え、あの人の分も僕がやんの?
仕事ばっかり増えて給料ぜんぜん増えない!
最近、コンビニでランチをするのも厳しくなりましたよね。
仕事を頑張っても給料が上がらないと生活は苦しくなります。
でも仕事は忙しくなるばかり
忙しくなる原因は人がいなくなったり、会社の業績が伸びたりと会社によって様々ですが、ほとんど給料には反映されないのが現実です。
僕も管理職になったり、退職者の引き継ぎで仕事量が増えたことがありますが、ほとんど給料は上がることはありませんでした…。
この記事の結論をお伝えすると、会社依存で満足のいく給料アップを目指すのは限界があるということです。
- 仕事をしても給料が上がらないのは仕組みや環境に原因がある
- 会社に依存していても給料が上がる評価制度がなければ頑張っても報われにくい
- 給料を上げるためには自分で考えてキャリアをつくる必要がある
終身雇用の時代であれば、働いていれば給料が年功序列で上がっていきましたが現代はそんなことはありません。
自ら望むライフスタイルを考えて、それに見合う給料を稼ぐためのキャリアを考える必要があるのです。
この記事を書いている僕は、人事として15年の経験に加えて国家資格キャリアコンサルタントとMBA(経営学修士)を保有する「転職のプロ」です。
人事とは会社の制度をつくるので、経営者に近い職種です。なぜ給料が上がらないのかという疑問や解決策を人事視点でお伝えします。
記事を最後まで読めば、給料が上がらない本質を捉えることができ、給料を上げるためには自分が何をすればいいかがわかるようになります。
ぜひ最後までお付き合いください!
仕事を頑張っても給料が上がらないのは仕組みに問題がある
まずはじめに給料が上がらない仕組みを人事視点で詳しく解説します。
基本的に給料アップは青天井ではなく、一定のルールの中で増減していくものです。
しかしその仕組みを理解しないまま頑張ってしまうと、思うように給料が上がっていかないという悲惨な状況になってしまうかもしれません。
- 還元するつもりがないブラック企業に注意
- 頑張っても報われない人事評価制度とは
- 年収アップの上限は決まっている?昇給率の罠
還元するつもりがないブラック企業に注意
僕の経験上で1番報われないことが、わかっているのは「ブラック企業」で働き続けることです。
ここでいうブラック企業とは一般的な長時間労働やパワハラをするような会社のことです。
ブラック企業の根本原因は「経営者」であることがほとんど。
- 稼げるビジネスモデルではない
- 従業員を消耗品として捉えている
- 利己的で私欲を肥やし続ける
これは僕が直下で働いたことがある経営者の一例ですが、こういった経営者がいる限りブラック企業で働き続けても報われることはありません。
一部「お気に入り人事」に抜擢されれば、そのブラック企業でも給料アップを期待することはできますが相性の問題など自分ではコントロールできるものではないです。
なんかひどい会社だね
実在する会社だし外面はいいから気をつけてね
少し難しい言葉ですが「労働分配率」というものがあります。

● ● ● ●

短い課題 1: 給料が上がらない理由についての記事から、「人事とは会社の制度をつくるの」で始まり「基本的に給料アップは青天井ではなく、一定のルールの中で増減していくものです。」で終わる部分を一字一句そのまま書き写してください。

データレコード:
● ● ● ●

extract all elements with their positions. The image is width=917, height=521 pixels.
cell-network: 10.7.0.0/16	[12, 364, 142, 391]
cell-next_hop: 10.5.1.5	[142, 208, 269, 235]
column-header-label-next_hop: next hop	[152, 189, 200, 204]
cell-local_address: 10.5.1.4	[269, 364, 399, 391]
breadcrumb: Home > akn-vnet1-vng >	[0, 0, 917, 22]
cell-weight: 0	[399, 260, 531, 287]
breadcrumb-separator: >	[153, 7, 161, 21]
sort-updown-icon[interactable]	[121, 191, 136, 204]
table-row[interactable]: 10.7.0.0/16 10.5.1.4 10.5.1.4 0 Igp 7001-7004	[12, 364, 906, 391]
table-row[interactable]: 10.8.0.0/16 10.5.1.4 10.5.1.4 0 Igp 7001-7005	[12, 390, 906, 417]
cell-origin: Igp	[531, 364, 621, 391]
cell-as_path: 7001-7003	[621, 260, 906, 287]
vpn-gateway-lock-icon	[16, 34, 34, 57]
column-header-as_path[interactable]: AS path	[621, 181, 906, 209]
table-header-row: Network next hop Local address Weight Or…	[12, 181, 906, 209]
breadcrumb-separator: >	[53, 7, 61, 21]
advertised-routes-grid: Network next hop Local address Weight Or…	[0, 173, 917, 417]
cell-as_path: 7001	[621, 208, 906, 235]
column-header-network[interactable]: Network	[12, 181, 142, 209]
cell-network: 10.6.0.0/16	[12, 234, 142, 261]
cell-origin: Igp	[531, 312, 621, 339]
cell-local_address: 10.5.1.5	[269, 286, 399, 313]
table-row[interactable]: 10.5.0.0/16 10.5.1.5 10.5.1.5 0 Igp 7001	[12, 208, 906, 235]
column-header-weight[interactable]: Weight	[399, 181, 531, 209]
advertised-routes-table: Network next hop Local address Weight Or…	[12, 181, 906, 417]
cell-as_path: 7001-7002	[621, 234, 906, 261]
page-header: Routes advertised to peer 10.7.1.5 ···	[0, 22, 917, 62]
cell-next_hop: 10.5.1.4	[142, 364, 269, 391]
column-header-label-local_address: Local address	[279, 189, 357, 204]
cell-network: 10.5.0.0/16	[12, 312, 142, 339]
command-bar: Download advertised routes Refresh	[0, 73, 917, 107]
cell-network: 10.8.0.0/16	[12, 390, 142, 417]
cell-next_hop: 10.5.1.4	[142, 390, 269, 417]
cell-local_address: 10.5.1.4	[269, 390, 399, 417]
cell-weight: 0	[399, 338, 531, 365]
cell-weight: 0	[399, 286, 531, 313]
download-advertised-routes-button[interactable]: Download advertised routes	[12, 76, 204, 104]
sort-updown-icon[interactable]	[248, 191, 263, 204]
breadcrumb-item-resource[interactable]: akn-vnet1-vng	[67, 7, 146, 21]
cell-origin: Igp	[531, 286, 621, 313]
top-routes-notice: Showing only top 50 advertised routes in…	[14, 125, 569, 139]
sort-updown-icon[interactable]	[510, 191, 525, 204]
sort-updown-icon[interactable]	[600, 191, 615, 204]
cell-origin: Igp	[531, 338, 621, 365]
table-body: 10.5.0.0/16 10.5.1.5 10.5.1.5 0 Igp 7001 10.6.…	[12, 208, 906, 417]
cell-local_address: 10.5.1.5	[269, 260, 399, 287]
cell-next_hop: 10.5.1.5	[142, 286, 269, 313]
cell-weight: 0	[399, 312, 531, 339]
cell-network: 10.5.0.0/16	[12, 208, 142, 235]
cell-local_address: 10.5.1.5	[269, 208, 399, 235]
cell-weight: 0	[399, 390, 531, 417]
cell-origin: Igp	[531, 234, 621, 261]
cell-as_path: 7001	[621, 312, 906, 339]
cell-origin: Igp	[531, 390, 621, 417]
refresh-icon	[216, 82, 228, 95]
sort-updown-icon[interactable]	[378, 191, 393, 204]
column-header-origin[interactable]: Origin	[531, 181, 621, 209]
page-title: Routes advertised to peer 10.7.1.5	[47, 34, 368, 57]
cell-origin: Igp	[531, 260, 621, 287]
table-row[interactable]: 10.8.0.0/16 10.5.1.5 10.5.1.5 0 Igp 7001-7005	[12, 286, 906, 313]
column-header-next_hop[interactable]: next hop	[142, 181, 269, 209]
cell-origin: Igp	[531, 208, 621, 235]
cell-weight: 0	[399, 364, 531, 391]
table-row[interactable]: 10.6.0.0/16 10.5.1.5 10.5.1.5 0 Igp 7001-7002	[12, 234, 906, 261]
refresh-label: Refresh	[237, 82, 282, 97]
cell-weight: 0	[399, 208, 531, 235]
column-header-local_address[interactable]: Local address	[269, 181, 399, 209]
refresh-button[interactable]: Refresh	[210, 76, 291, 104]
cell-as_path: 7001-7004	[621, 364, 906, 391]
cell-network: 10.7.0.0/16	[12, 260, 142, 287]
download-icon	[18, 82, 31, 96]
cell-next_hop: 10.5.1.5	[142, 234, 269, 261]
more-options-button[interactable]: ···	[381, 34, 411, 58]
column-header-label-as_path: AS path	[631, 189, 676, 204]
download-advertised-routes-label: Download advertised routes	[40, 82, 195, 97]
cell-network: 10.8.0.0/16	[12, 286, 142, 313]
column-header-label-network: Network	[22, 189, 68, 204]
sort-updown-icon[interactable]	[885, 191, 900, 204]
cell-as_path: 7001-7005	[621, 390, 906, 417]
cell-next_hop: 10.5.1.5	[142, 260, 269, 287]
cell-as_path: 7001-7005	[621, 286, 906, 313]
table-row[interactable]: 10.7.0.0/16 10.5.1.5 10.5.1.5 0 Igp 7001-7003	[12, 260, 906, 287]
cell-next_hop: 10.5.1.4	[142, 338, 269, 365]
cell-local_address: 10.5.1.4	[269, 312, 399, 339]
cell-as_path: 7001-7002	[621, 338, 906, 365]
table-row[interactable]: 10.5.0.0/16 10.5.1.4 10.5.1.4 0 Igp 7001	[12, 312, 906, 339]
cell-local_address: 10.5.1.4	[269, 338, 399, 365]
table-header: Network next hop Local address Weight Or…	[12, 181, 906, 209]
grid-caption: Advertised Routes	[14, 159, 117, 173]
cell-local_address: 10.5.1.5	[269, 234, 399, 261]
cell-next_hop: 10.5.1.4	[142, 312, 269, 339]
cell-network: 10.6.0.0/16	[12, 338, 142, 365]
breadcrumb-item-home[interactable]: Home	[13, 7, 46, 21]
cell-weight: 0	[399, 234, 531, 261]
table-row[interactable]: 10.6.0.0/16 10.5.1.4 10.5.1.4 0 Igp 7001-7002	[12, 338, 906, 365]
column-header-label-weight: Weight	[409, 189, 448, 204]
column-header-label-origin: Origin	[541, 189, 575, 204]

● ● ● ●

短い課題 2: 上のデータの行を、最初の行から始まり「286, 399, 313]」を含む行で終わるまで、両端の行も含めてそのとおりに繰り返してください。

回答全文 1:
人事とは会社の制度をつくるので、経営者に近い職種です。なぜ給料が上がらないのかという疑問や解決策を人事視点でお伝えします。
記事を最後まで読めば、給料が上がらない本質を捉えることができ、給料を上げるためには自分が何をすればいいかがわかるようになります。
ぜひ最後までお付き合いください!
仕事を頑張っても給料が上がらないのは仕組みに問題がある
まずはじめに給料が上がらない仕組みを人事視点で詳しく解説します。
基本的に給料アップは青天井ではなく、一定のルールの中で増減していくものです。

回答全文 2:
extract all elements with their positions. The image is width=917, height=521 pixels.
cell-network: 10.7.0.0/16	[12, 364, 142, 391]
cell-next_hop: 10.5.1.5	[142, 208, 269, 235]
column-header-label-next_hop: next hop	[152, 189, 200, 204]
cell-local_address: 10.5.1.4	[269, 364, 399, 391]
breadcrumb: Home > akn-vnet1-vng >	[0, 0, 917, 22]
cell-weight: 0	[399, 260, 531, 287]
breadcrumb-separator: >	[153, 7, 161, 21]
sort-updown-icon[interactable]	[121, 191, 136, 204]
table-row[interactable]: 10.7.0.0/16 10.5.1.4 10.5.1.4 0 Igp 7001-7004	[12, 364, 906, 391]
table-row[interactable]: 10.8.0.0/16 10.5.1.4 10.5.1.4 0 Igp 7001-7005	[12, 390, 906, 417]
cell-origin: Igp	[531, 364, 621, 391]
cell-as_path: 7001-7003	[621, 260, 906, 287]
vpn-gateway-lock-icon	[16, 34, 34, 57]
column-header-as_path[interactable]: AS path	[621, 181, 906, 209]
table-header-row: Network next hop Local address Weight Or…	[12, 181, 906, 209]
breadcrumb-separator: >	[53, 7, 61, 21]
advertised-routes-grid: Network next hop Local address Weight Or…	[0, 173, 917, 417]
cell-as_path: 7001	[621, 208, 906, 235]
column-header-network[interactable]: Network	[12, 181, 142, 209]
cell-network: 10.6.0.0/16	[12, 234, 142, 261]
cell-origin: Igp	[531, 312, 621, 339]
cell-local_address: 10.5.1.5	[269, 286, 399, 313]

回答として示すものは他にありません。